• _Challenge_
Each entry below should be echoed exactly, with pictures omitted.

• _Stored rows_
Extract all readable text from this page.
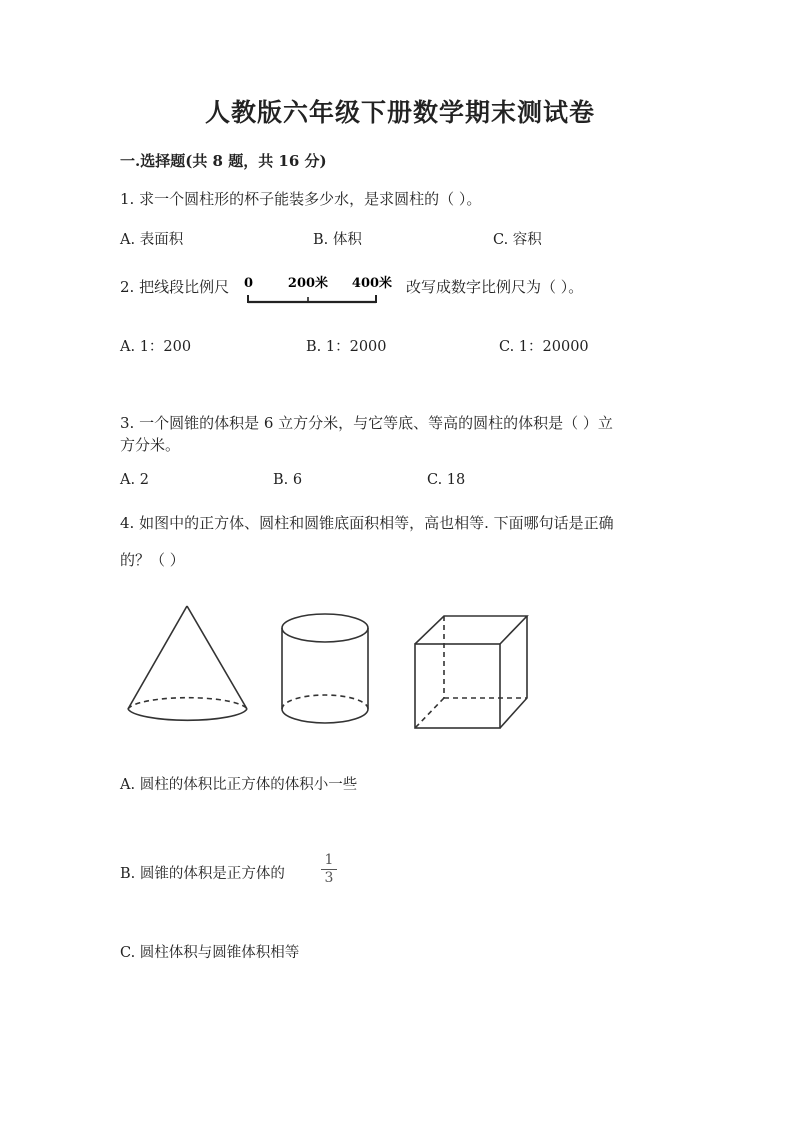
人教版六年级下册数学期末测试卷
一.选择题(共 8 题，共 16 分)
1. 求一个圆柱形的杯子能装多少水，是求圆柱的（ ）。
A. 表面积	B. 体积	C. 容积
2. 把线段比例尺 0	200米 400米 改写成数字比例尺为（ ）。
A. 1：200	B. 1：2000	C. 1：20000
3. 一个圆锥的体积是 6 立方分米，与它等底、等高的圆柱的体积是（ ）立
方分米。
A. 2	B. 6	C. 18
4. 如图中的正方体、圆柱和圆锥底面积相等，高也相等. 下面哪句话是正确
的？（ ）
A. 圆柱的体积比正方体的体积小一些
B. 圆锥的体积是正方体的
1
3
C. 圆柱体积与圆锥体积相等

• _Exercise answer_
Extract all readable text from this page.
人教版六年级下册数学期末测试卷
一.选择题(共 8 题，共 16 分)
1. 求一个圆柱形的杯子能装多少水，是求圆柱的（ ）。
A. 表面积	B. 体积	C. 容积
2. 把线段比例尺 0	200米 400米 改写成数字比例尺为（ ）。
A. 1：200	B. 1：2000	C. 1：20000
3. 一个圆锥的体积是 6 立方分米，与它等底、等高的圆柱的体积是（ ）立
方分米。
A. 2	B. 6	C. 18
4. 如图中的正方体、圆柱和圆锥底面积相等，高也相等. 下面哪句话是正确
的？（ ）
A. 圆柱的体积比正方体的体积小一些
B. 圆锥的体积是正方体的
1
3
C. 圆柱体积与圆锥体积相等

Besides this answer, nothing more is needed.